■ **Task prompt**
Reproduce the lines between the one holding "legend-label: 1er CUATRIMESTRE" and the one holding "Localize each UI component in this 932x555", inclusive, swapping in "value-label" wherever "data-label" occurs and leaving everything else unchanged.
*****
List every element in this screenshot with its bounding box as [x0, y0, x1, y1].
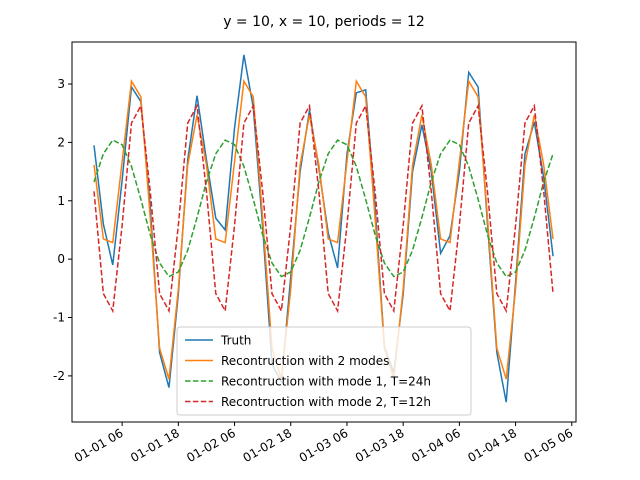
y-tick-label: 3 — [57, 77, 65, 91]
legend-label: Recontruction with 2 modes — [221, 354, 389, 368]
legend-label: Recontruction with mode 2, T=12h — [221, 395, 431, 409]
legend-label: Recontruction with mode 1, T=24h — [221, 375, 431, 389]
chart-title: y = 10, x = 10, periods = 12 — [223, 14, 425, 30]
y-tick-label: 0 — [57, 252, 65, 266]
plot-frame — [71, 41, 577, 423]
y-tick-label: -2 — [53, 369, 65, 383]
y-tick-label: 1 — [57, 194, 65, 208]
series-line — [93, 78, 554, 380]
series-line — [93, 139, 554, 278]
legend-box — [176, 326, 472, 416]
legend-label: Truth — [220, 334, 251, 348]
y-tick-label: -1 — [53, 311, 65, 325]
series-line — [93, 103, 554, 314]
y-tick-label: 2 — [57, 135, 65, 149]
legend: Truth Recontruction with 2 modes Recontruc… — [176, 326, 472, 416]
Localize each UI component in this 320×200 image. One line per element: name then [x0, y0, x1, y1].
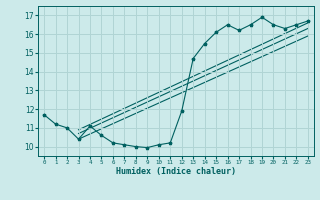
- X-axis label: Humidex (Indice chaleur): Humidex (Indice chaleur): [116, 167, 236, 176]
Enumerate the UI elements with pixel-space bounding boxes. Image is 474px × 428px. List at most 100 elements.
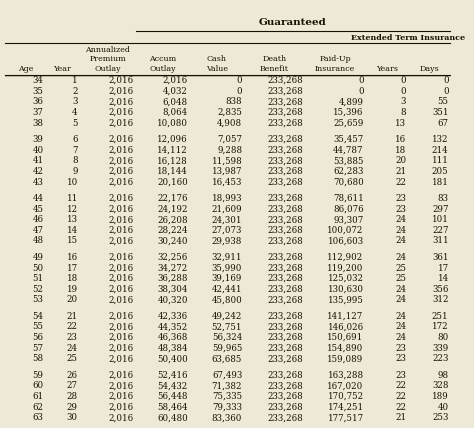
Text: 21: 21	[395, 167, 406, 176]
Text: 2,016: 2,016	[109, 264, 134, 273]
Text: 56: 56	[33, 333, 44, 342]
Text: 93,307: 93,307	[333, 215, 364, 224]
Text: 4,899: 4,899	[338, 98, 364, 107]
Text: 163,288: 163,288	[328, 371, 364, 380]
Text: 2,016: 2,016	[109, 215, 134, 224]
Text: 16: 16	[66, 253, 78, 262]
Text: 0: 0	[401, 87, 406, 96]
Text: 23: 23	[67, 333, 78, 342]
Text: 227: 227	[432, 226, 448, 235]
Text: 119,200: 119,200	[327, 264, 364, 273]
Text: 2,016: 2,016	[109, 119, 134, 128]
Text: 14: 14	[438, 274, 448, 283]
Text: 53,885: 53,885	[333, 156, 364, 165]
Text: 55: 55	[33, 322, 44, 331]
Text: 2,016: 2,016	[109, 381, 134, 390]
Text: 18,993: 18,993	[212, 194, 242, 203]
Text: 44,352: 44,352	[158, 322, 188, 331]
Text: 60,480: 60,480	[157, 413, 188, 422]
Text: 177,517: 177,517	[328, 413, 364, 422]
Text: 233,268: 233,268	[267, 354, 303, 363]
Text: 328: 328	[432, 381, 448, 390]
Text: 42,336: 42,336	[158, 312, 188, 321]
Text: 42,441: 42,441	[212, 285, 242, 294]
Text: 25: 25	[67, 354, 78, 363]
Text: 174,251: 174,251	[328, 403, 364, 412]
Text: 39,169: 39,169	[212, 274, 242, 283]
Text: 2,016: 2,016	[109, 344, 134, 353]
Text: Death
Benefit: Death Benefit	[260, 55, 289, 73]
Text: 2,016: 2,016	[109, 253, 134, 262]
Text: 233,268: 233,268	[267, 312, 303, 321]
Text: 37: 37	[33, 108, 44, 117]
Text: 39: 39	[33, 135, 44, 144]
Text: 36: 36	[33, 98, 44, 107]
Text: 18,144: 18,144	[157, 167, 188, 176]
Text: 233,268: 233,268	[267, 322, 303, 331]
Text: 28,224: 28,224	[157, 226, 188, 235]
Text: 48,384: 48,384	[157, 344, 188, 353]
Text: 2,016: 2,016	[109, 98, 134, 107]
Text: 24: 24	[395, 333, 406, 342]
Text: 30: 30	[67, 413, 78, 422]
Text: 54: 54	[33, 312, 44, 321]
Text: 9,288: 9,288	[217, 146, 242, 155]
Text: 135,995: 135,995	[328, 295, 364, 304]
Text: 43: 43	[33, 178, 44, 187]
Text: 62: 62	[33, 403, 44, 412]
Text: 24,192: 24,192	[157, 205, 188, 214]
Text: 5: 5	[72, 119, 78, 128]
Text: 26: 26	[67, 371, 78, 380]
Text: 2,016: 2,016	[109, 285, 134, 294]
Text: Extended Term Insurance: Extended Term Insurance	[351, 34, 465, 42]
Text: 12,096: 12,096	[157, 135, 188, 144]
Text: 233,268: 233,268	[267, 333, 303, 342]
Text: 101: 101	[432, 215, 448, 224]
Text: 10,080: 10,080	[157, 119, 188, 128]
Text: 24: 24	[395, 215, 406, 224]
Text: 361: 361	[432, 253, 448, 262]
Text: 25,659: 25,659	[333, 119, 364, 128]
Text: 6,048: 6,048	[163, 98, 188, 107]
Text: 253: 253	[432, 413, 448, 422]
Text: Annualized
Premium
Outlay: Annualized Premium Outlay	[85, 46, 130, 73]
Text: 58,464: 58,464	[157, 403, 188, 412]
Text: 356: 356	[432, 285, 448, 294]
Text: 2,016: 2,016	[109, 108, 134, 117]
Text: 24: 24	[395, 236, 406, 246]
Text: 18: 18	[66, 274, 78, 283]
Text: 233,268: 233,268	[267, 226, 303, 235]
Text: 0: 0	[358, 76, 364, 85]
Text: 1: 1	[72, 76, 78, 85]
Text: 32,256: 32,256	[158, 253, 188, 262]
Text: 32,911: 32,911	[212, 253, 242, 262]
Text: 62,283: 62,283	[333, 167, 364, 176]
Text: Age: Age	[18, 65, 33, 73]
Text: 57: 57	[33, 344, 44, 353]
Text: 35: 35	[33, 87, 44, 96]
Text: 2,016: 2,016	[109, 146, 134, 155]
Text: 214: 214	[432, 146, 448, 155]
Text: 233,268: 233,268	[267, 253, 303, 262]
Text: 22,176: 22,176	[157, 194, 188, 203]
Text: 311: 311	[432, 236, 448, 246]
Text: 2,016: 2,016	[109, 274, 134, 283]
Text: 21: 21	[66, 312, 78, 321]
Text: 25: 25	[395, 264, 406, 273]
Text: 21: 21	[395, 413, 406, 422]
Text: 2,016: 2,016	[109, 392, 134, 401]
Text: 233,268: 233,268	[267, 413, 303, 422]
Text: 41: 41	[32, 156, 44, 165]
Text: 233,268: 233,268	[267, 178, 303, 187]
Text: 49: 49	[33, 253, 44, 262]
Text: 44: 44	[33, 194, 44, 203]
Text: 98: 98	[438, 371, 448, 380]
Text: 8,064: 8,064	[163, 108, 188, 117]
Text: 60: 60	[32, 381, 44, 390]
Text: 4,908: 4,908	[217, 119, 242, 128]
Text: 233,268: 233,268	[267, 194, 303, 203]
Text: 233,268: 233,268	[267, 381, 303, 390]
Text: 132: 132	[432, 135, 448, 144]
Text: 14,112: 14,112	[157, 146, 188, 155]
Text: 2,016: 2,016	[109, 403, 134, 412]
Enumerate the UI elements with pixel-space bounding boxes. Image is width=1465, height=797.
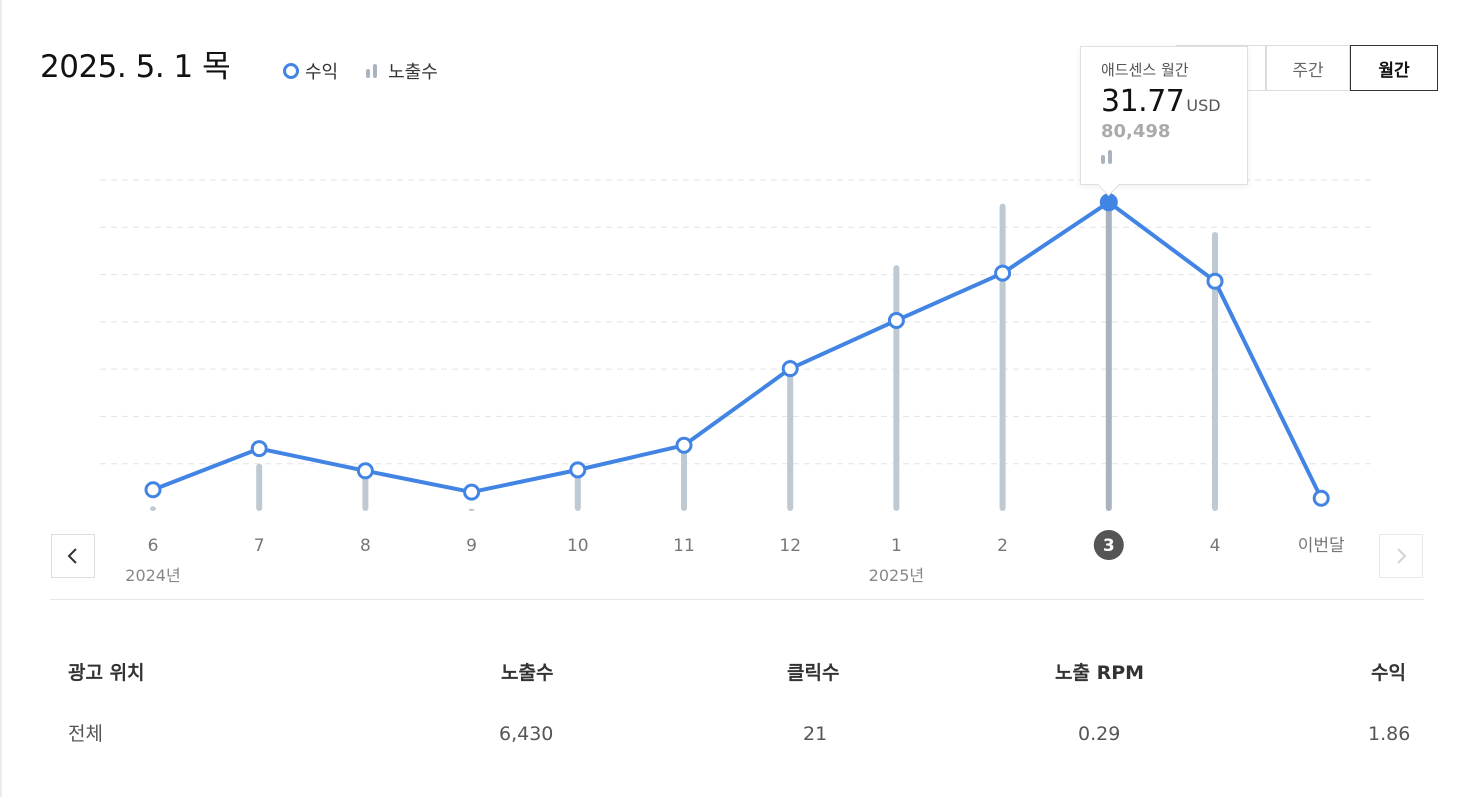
chevron-left-icon [67, 548, 77, 564]
legend-impressions-label: 노출수 [388, 62, 438, 83]
impression-bar [999, 203, 1006, 511]
impression-bar [256, 463, 263, 511]
period-tab-weekly[interactable]: 주간 [1266, 45, 1350, 91]
impression-bar [150, 506, 156, 511]
x-tick-label: 9 [466, 536, 477, 556]
x-tick-label: 4 [1210, 536, 1221, 556]
divider [50, 599, 1424, 600]
x-tick-label: 이번달 [1298, 536, 1345, 556]
x-tick-label: 3 [1103, 536, 1115, 556]
next-button[interactable] [1379, 534, 1423, 578]
table-header-ad-position: 광고 위치 [68, 662, 145, 684]
impression-bar [468, 508, 475, 511]
x-tick-label: 12 [779, 536, 801, 556]
tooltip-revenue-value: 31.77 [1101, 84, 1185, 119]
table-cell-revenue: 1.86 [1368, 723, 1411, 745]
legend-item-impressions: 노출수 [366, 58, 438, 84]
tooltip-unit: USD [1186, 96, 1221, 115]
x-tick-label: 2 [997, 536, 1008, 556]
revenue-point [569, 461, 587, 479]
period-tab-monthly[interactable]: 월간 [1350, 45, 1438, 91]
table-cell-rpm: 0.29 [1078, 723, 1121, 745]
table-cell-position: 전체 [68, 723, 103, 745]
legend-revenue-label: 수익 [305, 62, 339, 83]
impression-bar [787, 359, 794, 511]
revenue-point [994, 264, 1012, 282]
year-label: 2025년 [869, 566, 924, 585]
revenue-point [144, 481, 162, 499]
x-tick-label: 8 [360, 536, 371, 556]
bar-series-icon [366, 64, 380, 78]
impression-bar [893, 265, 900, 511]
revenue-point [1206, 272, 1224, 290]
legend-item-revenue: 수익 [283, 58, 338, 84]
revenue-point [887, 311, 905, 329]
tooltip-impressions-value: 80,498 [1101, 121, 1171, 142]
revenue-point [250, 440, 268, 458]
table-cell-clicks: 21 [803, 723, 828, 745]
x-tick-label: 10 [567, 536, 589, 556]
x-tick-label: 7 [254, 536, 265, 556]
impression-bar [574, 468, 581, 511]
chart-tooltip: 애드센스 월간 31.77 USD 80,498 [1080, 46, 1248, 185]
selected-month-badge [1093, 530, 1124, 560]
year-label: 2024년 [125, 566, 180, 585]
revenue-point [781, 360, 799, 378]
chevron-right-icon [1397, 548, 1407, 564]
line-series-icon [283, 63, 299, 79]
impression-bar [681, 440, 687, 511]
table-header-revenue: 수익 [1371, 662, 1406, 684]
x-tick-label: 1 [891, 536, 902, 556]
revenue-point [675, 436, 693, 454]
impression-bar [1212, 232, 1218, 511]
x-tick-label: 11 [673, 536, 695, 556]
left-border [0, 0, 2, 797]
table-header-impressions: 노출수 [501, 662, 554, 684]
impression-bar [362, 473, 369, 511]
previous-button[interactable] [51, 534, 95, 578]
revenue-point [356, 462, 374, 480]
chart-legend: 수익 노출수 [283, 58, 466, 84]
revenue-point-selected [1099, 193, 1118, 212]
x-tick-label: 6 [148, 536, 159, 556]
revenue-point [463, 483, 481, 501]
impression-bar [1105, 170, 1112, 512]
page-title: 2025. 5. 1 목 [40, 49, 231, 85]
bar-chart-icon [1101, 148, 1227, 164]
tooltip-title: 애드센스 월간 [1101, 61, 1189, 79]
revenue-line [151, 200, 1324, 501]
revenue-point [1312, 489, 1330, 507]
table-header-rpm: 노출 RPM [1055, 662, 1145, 684]
table-header-clicks: 클릭수 [787, 662, 840, 684]
table-cell-impressions: 6,430 [499, 723, 554, 745]
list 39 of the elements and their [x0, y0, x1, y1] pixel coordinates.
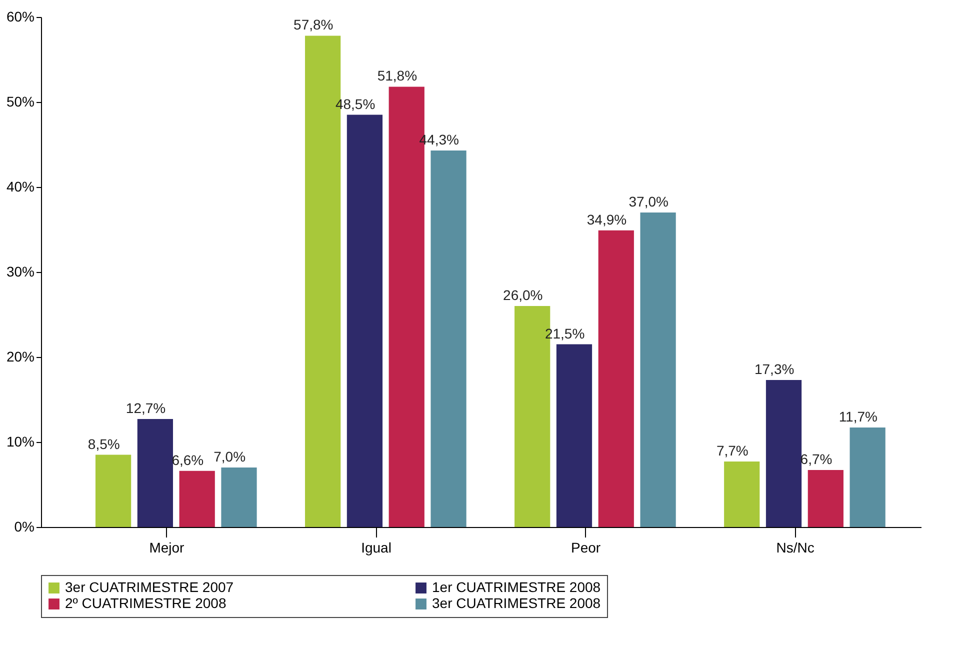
legend-label: 1er CUATRIMESTRE 2008: [432, 579, 601, 595]
x-tick-label: Peor: [570, 540, 601, 556]
bar: [221, 468, 257, 527]
data-label: 34,9%: [586, 211, 627, 228]
bar: [808, 470, 844, 527]
bar: [766, 380, 802, 527]
data-label: 12,7%: [126, 400, 166, 416]
bar: [95, 454, 132, 527]
bar: [724, 462, 760, 527]
data-label: 11,7%: [838, 408, 878, 425]
data-label: 17,3%: [754, 360, 794, 377]
y-tick-label: 60%: [6, 8, 34, 24]
legend-label: 3er CUATRIMESTRE 2008: [432, 595, 601, 611]
y-tick-label: 10%: [6, 434, 34, 450]
bar: [640, 212, 676, 527]
bar: [179, 470, 215, 527]
y-tick-label: 0%: [14, 518, 34, 534]
data-label: 37,0%: [628, 194, 668, 210]
y-tick-label: 50%: [6, 94, 34, 110]
data-label: 51,8%: [377, 68, 418, 84]
data-label: 57,8%: [294, 16, 334, 33]
data-label: 26,0%: [503, 287, 543, 303]
data-label: 7,7%: [716, 442, 748, 459]
bar: [598, 230, 634, 527]
data-label: 8,5%: [88, 436, 120, 452]
bar: [850, 428, 886, 527]
y-tick-label: 20%: [6, 348, 34, 364]
bar: [346, 114, 383, 527]
bar: [430, 150, 466, 527]
bar: [556, 344, 592, 527]
x-tick-label: Ns/Nc: [776, 540, 814, 556]
legend-label: 2º CUATRIMESTRE 2008: [65, 595, 226, 611]
bar: [137, 419, 173, 527]
x-tick-label: Mejor: [149, 540, 185, 556]
legend-label: 3er CUATRIMESTRE 2007: [65, 579, 234, 595]
data-label: 7,0%: [214, 448, 246, 464]
x-tick-label: Igual: [361, 540, 392, 556]
y-tick-label: 40%: [6, 178, 34, 194]
y-tick-label: 30%: [6, 264, 34, 280]
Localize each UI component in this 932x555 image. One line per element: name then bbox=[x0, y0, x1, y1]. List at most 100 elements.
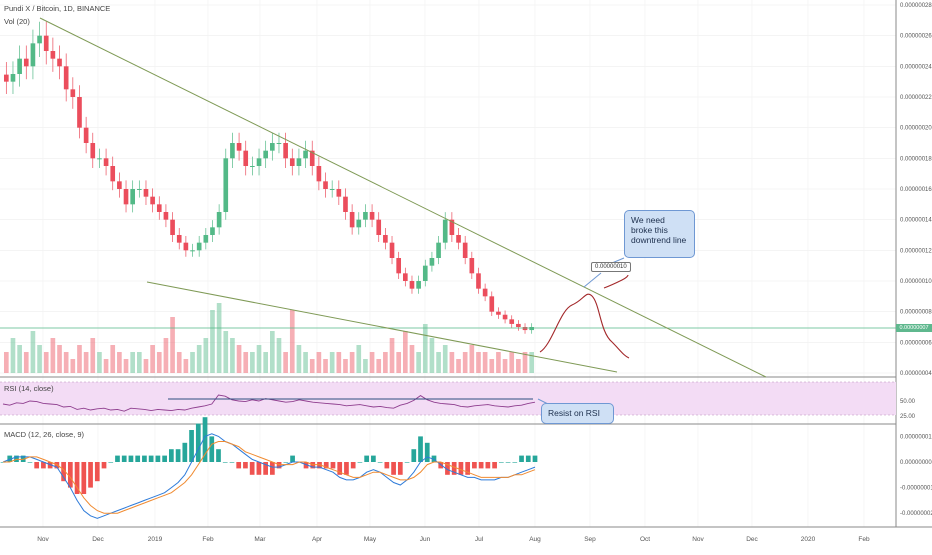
volume-bar bbox=[469, 345, 475, 373]
price-tick-label: 0.00000014 bbox=[900, 218, 932, 224]
volume-bar bbox=[376, 359, 382, 373]
macd-hist-bar bbox=[445, 462, 450, 475]
macd-hist-bar bbox=[20, 455, 26, 462]
volume-bar bbox=[349, 352, 355, 373]
macd-hist-bar bbox=[182, 442, 188, 462]
candle-body bbox=[402, 273, 408, 281]
volume-bar bbox=[323, 359, 328, 373]
candle-body bbox=[170, 219, 175, 235]
macd-hist-bar bbox=[41, 462, 46, 469]
volume-bar bbox=[509, 352, 515, 373]
candle-body bbox=[123, 189, 129, 205]
macd-hist-bar bbox=[303, 462, 309, 469]
macd-hist-bar bbox=[498, 462, 504, 463]
time-tick-label: Apr bbox=[312, 536, 323, 543]
candle-body bbox=[10, 74, 16, 82]
candle-body bbox=[436, 242, 441, 258]
macd-hist-bar bbox=[229, 462, 235, 463]
macd-hist-bar bbox=[512, 462, 518, 463]
price-tick-label: 0.00000028 bbox=[900, 3, 932, 9]
volume-bar bbox=[329, 352, 335, 373]
volume-bar bbox=[422, 324, 428, 373]
volume-bar bbox=[369, 352, 375, 373]
macd-hist-bar bbox=[236, 462, 242, 469]
volume-bar bbox=[389, 338, 395, 373]
macd-hist-bar bbox=[411, 449, 417, 462]
candle-body bbox=[336, 189, 342, 197]
macd-hist-bar bbox=[384, 462, 390, 469]
volume-bar bbox=[269, 331, 275, 373]
candle-body bbox=[136, 189, 142, 190]
macd-hist-bar bbox=[256, 462, 262, 475]
candle-body bbox=[343, 196, 348, 212]
candle-body bbox=[363, 212, 368, 220]
candle-body bbox=[529, 327, 535, 331]
breakout-callout[interactable]: We need broke this downtrend line bbox=[624, 210, 695, 258]
candle-body bbox=[216, 212, 222, 228]
macd-hist-bar bbox=[7, 455, 13, 462]
candle-body bbox=[256, 158, 262, 166]
candle-body bbox=[57, 58, 62, 67]
macd-hist-bar bbox=[47, 462, 53, 469]
macd-hist-bar bbox=[283, 462, 289, 463]
candle-body bbox=[77, 97, 82, 128]
target-price-label[interactable]: 0.00000010 bbox=[591, 262, 631, 272]
candle-body bbox=[236, 143, 242, 151]
candle-body bbox=[230, 143, 235, 159]
volume-bar bbox=[183, 359, 189, 373]
macd-hist-bar bbox=[216, 449, 221, 462]
volume-bar bbox=[136, 352, 142, 373]
volume-bar bbox=[130, 352, 136, 373]
time-tick-label: 2019 bbox=[148, 536, 163, 543]
rsi-callout[interactable]: Resist on RSI bbox=[541, 403, 614, 424]
candle-body bbox=[183, 242, 189, 251]
volume-bar bbox=[190, 352, 195, 373]
chart-title: Pundi X / Bitcoin, 1D, BINANCE bbox=[4, 4, 110, 13]
candle-body bbox=[130, 189, 136, 205]
volume-bar bbox=[103, 359, 109, 373]
volume-bar bbox=[3, 352, 9, 373]
macd-line bbox=[2, 433, 536, 519]
macd-hist-bar bbox=[357, 462, 363, 463]
candle-body bbox=[210, 227, 215, 235]
macd-hist-bar bbox=[81, 462, 87, 494]
candle-body bbox=[496, 311, 501, 315]
volume-bar bbox=[402, 331, 408, 373]
candle-body bbox=[409, 281, 415, 289]
downtrend-line[interactable] bbox=[39, 17, 767, 378]
time-tick-label: Dec bbox=[92, 536, 104, 543]
macd-hist-bar bbox=[458, 462, 464, 475]
volume-bar bbox=[230, 338, 235, 373]
volume-bar bbox=[10, 338, 16, 373]
time-tick-label: Aug bbox=[529, 536, 541, 543]
candle-body bbox=[502, 314, 508, 320]
volume-bar bbox=[196, 345, 202, 373]
volume-bar bbox=[482, 352, 488, 373]
rsi-axis-ticks: 50.00 25.00 bbox=[900, 399, 916, 420]
candle-body bbox=[143, 189, 149, 197]
support-line[interactable] bbox=[146, 281, 618, 373]
macd-hist-bar bbox=[317, 462, 322, 469]
macd-hist-bar bbox=[108, 462, 114, 463]
time-tick-label: Mar bbox=[254, 536, 266, 543]
candle-body bbox=[516, 323, 521, 327]
volume-bar bbox=[416, 352, 421, 373]
macd-hist-bar bbox=[377, 462, 383, 463]
candle-body bbox=[110, 166, 116, 182]
time-tick-label: Oct bbox=[640, 536, 650, 543]
volume-bar bbox=[143, 359, 149, 373]
candle-body bbox=[376, 219, 382, 235]
volume-bar bbox=[117, 352, 122, 373]
macd-hist-bar bbox=[128, 455, 134, 462]
candle-body bbox=[462, 242, 468, 258]
candle-body bbox=[456, 235, 461, 243]
volume-bar bbox=[363, 359, 368, 373]
macd-hist-bar bbox=[276, 462, 282, 469]
candle-body bbox=[323, 181, 328, 189]
volume-bar bbox=[150, 345, 155, 373]
candle-body bbox=[163, 212, 169, 220]
time-tick-label: Feb bbox=[858, 536, 870, 543]
last-price-label: 0.00000007 bbox=[896, 324, 932, 332]
macd-hist-bar bbox=[14, 455, 19, 462]
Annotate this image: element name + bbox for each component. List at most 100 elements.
*****
■ **Task response**
legend-label: 1er CUATRIMESTRE 2008: [432, 579, 601, 595]
x-tick-label: Peor: [570, 540, 601, 556]
bar: [221, 468, 257, 527]
value-label: 34,9%: [586, 211, 627, 228]
bar: [808, 470, 844, 527]
bar: [766, 380, 802, 527]
value-label: 12,7%: [126, 400, 166, 416]
bar: [95, 454, 132, 527]
bar: [724, 462, 760, 527]
value-label: 11,7%: [838, 408, 878, 425]
value-label: 17,3%: [754, 360, 794, 377]
y-tick-label: 60%: [6, 8, 34, 24]
legend-label: 3er CUATRIMESTRE 2008: [432, 595, 601, 611]
y-tick-label: 10%: [6, 434, 34, 450]
bar: [640, 212, 676, 527]
bar: [179, 470, 215, 527]
y-tick-label: 0%: [14, 518, 34, 534]
value-label: 37,0%: [628, 194, 668, 210]
y-tick-label: 50%: [6, 94, 34, 110]
value-label: 51,8%: [377, 68, 418, 84]
value-label: 57,8%: [294, 16, 334, 33]
value-label: 26,0%: [503, 287, 543, 303]
value-label: 7,7%: [716, 442, 748, 459]
bar: [598, 230, 634, 527]
value-label: 8,5%: [88, 436, 120, 452]
bar: [850, 428, 886, 527]
y-tick-label: 20%: [6, 348, 34, 364]
bar: [346, 114, 383, 527]
bar: [430, 150, 466, 527]
bar: [556, 344, 592, 527]
x-tick-label: Ns/Nc: [776, 540, 814, 556]
legend-label: 2º CUATRIMESTRE 2008: [65, 595, 226, 611]
bar: [137, 419, 173, 527]
x-tick-label: Mejor: [149, 540, 185, 556]
legend-label: 3er CUATRIMESTRE 2007: [65, 579, 234, 595]
value-label: 7,0%: [214, 448, 246, 464]
x-tick-label: Igual: [361, 540, 392, 556]
y-tick-label: 40%: [6, 178, 34, 194]
y-tick-label: 30%: [6, 264, 34, 280]
Localize each UI component in this 932x555 image. One line per element: name then bbox=[x0, y0, x1, y1]. List at most 100 elements.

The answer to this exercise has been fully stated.